• Exercise aim
Rewrite the lines of the material from the one holding "message-text: Мужское кино" through the one holding "single-check-icon <box>888 329 911 348</box>", inclusive, putting "timestamp" wherever "message-time" appears and leaving everything else unchanged.

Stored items
----------

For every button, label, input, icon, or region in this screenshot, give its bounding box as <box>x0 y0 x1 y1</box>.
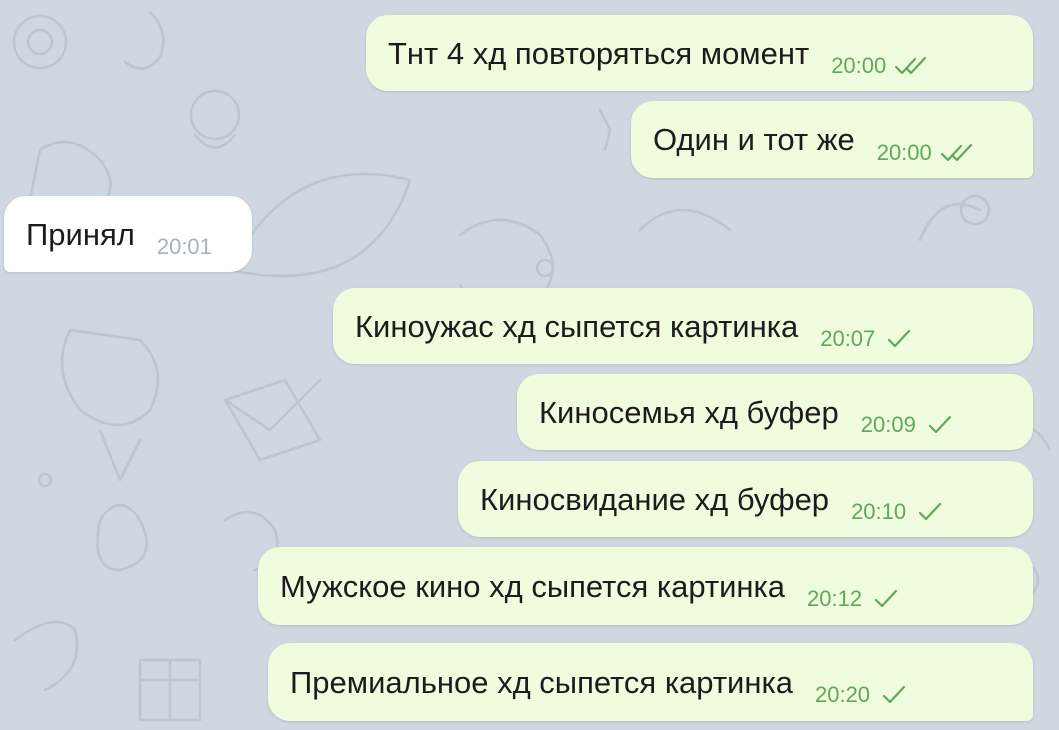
message-text: Мужское кино хд сыпется картинка <box>280 568 786 604</box>
single-check-icon <box>874 589 898 608</box>
message-bubble[interactable]: Премиальное хд сыпется картинка 20:20 <box>268 643 1033 721</box>
message-time: 20:12 <box>807 586 863 611</box>
single-check-icon <box>882 685 906 704</box>
message-meta: 20:01 <box>157 236 212 258</box>
message-text: Киноужас хд сыпется картинка <box>355 308 799 344</box>
message-time: 20:09 <box>860 412 916 437</box>
message-meta: 20:10 <box>851 501 944 523</box>
message-bubble[interactable]: Принял 20:01 <box>4 196 252 272</box>
message-text: Тнт 4 хд повторяться момент <box>388 35 810 71</box>
message-meta: 20:07 <box>820 328 913 350</box>
message-meta: 20:00 <box>876 139 974 165</box>
message-text: Один и тот же <box>653 122 855 157</box>
double-check-icon <box>940 143 972 161</box>
message-time: 20:01 <box>156 234 212 259</box>
message-text: Киносвидание хд буфер <box>480 481 830 517</box>
message-time: 20:00 <box>831 53 887 78</box>
message-time: 20:00 <box>876 139 932 165</box>
single-check-icon <box>919 502 942 521</box>
message-text: Киносемья хд буфер <box>539 394 839 430</box>
message-bubble[interactable]: Мужское кино хд сыпется картинка 20:12 <box>258 547 1033 625</box>
message-time: 20:10 <box>851 499 907 524</box>
message-meta: 20:00 <box>831 55 928 77</box>
message-time: 20:07 <box>820 326 876 351</box>
message-meta: 20:20 <box>815 684 908 706</box>
message-bubble[interactable]: Киносемья хд буфер 20:09 <box>517 374 1033 450</box>
message-bubble[interactable]: Киноужас хд сыпется картинка 20:07 <box>333 288 1033 364</box>
message-text: Премиальное хд сыпется картинка <box>290 664 793 700</box>
message-text: Принял <box>26 216 135 252</box>
single-check-icon <box>888 329 911 348</box>
message-meta: 20:09 <box>861 414 954 436</box>
message-time: 20:20 <box>814 682 871 707</box>
message-bubble[interactable]: Тнт 4 хд повторяться момент 20:00 <box>366 15 1033 91</box>
message-bubble[interactable]: Один и тот же 20:00 <box>631 101 1033 178</box>
message-meta: 20:12 <box>807 588 900 610</box>
single-check-icon <box>928 415 951 434</box>
double-check-icon <box>895 56 927 75</box>
message-bubble[interactable]: Киносвидание хд буфер 20:10 <box>458 461 1033 537</box>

----------

• Full output
message-text: Мужское кино хд сыпется картинка <box>280 568 786 604</box>
single-check-icon <box>874 589 898 608</box>
message-bubble[interactable]: Премиальное хд сыпется картинка 20:20 <box>268 643 1033 721</box>
timestamp: 20:12 <box>807 586 863 611</box>
single-check-icon <box>882 685 906 704</box>
message-meta: 20:01 <box>157 236 212 258</box>
message-text: Киноужас хд сыпется картинка <box>355 308 799 344</box>
timestamp: 20:09 <box>860 412 916 437</box>
message-meta: 20:10 <box>851 501 944 523</box>
message-bubble[interactable]: Принял 20:01 <box>4 196 252 272</box>
message-text: Тнт 4 хд повторяться момент <box>388 35 810 71</box>
message-meta: 20:07 <box>820 328 913 350</box>
message-meta: 20:00 <box>876 139 974 165</box>
message-text: Один и тот же <box>653 122 855 157</box>
double-check-icon <box>940 143 972 161</box>
timestamp: 20:01 <box>156 234 212 259</box>
message-text: Киносвидание хд буфер <box>480 481 830 517</box>
timestamp: 20:00 <box>831 53 887 78</box>
timestamp: 20:00 <box>876 139 932 165</box>
single-check-icon <box>919 502 942 521</box>
message-text: Киносемья хд буфер <box>539 394 839 430</box>
message-bubble[interactable]: Мужское кино хд сыпется картинка 20:12 <box>258 547 1033 625</box>
timestamp: 20:10 <box>851 499 907 524</box>
message-meta: 20:00 <box>831 55 928 77</box>
timestamp: 20:07 <box>820 326 876 351</box>
message-meta: 20:20 <box>815 684 908 706</box>
message-bubble[interactable]: Киносемья хд буфер 20:09 <box>517 374 1033 450</box>
message-bubble[interactable]: Киноужас хд сыпется картинка 20:07 <box>333 288 1033 364</box>
message-text: Премиальное хд сыпется картинка <box>290 664 793 700</box>
message-text: Принял <box>26 216 135 252</box>
single-check-icon <box>888 329 911 348</box>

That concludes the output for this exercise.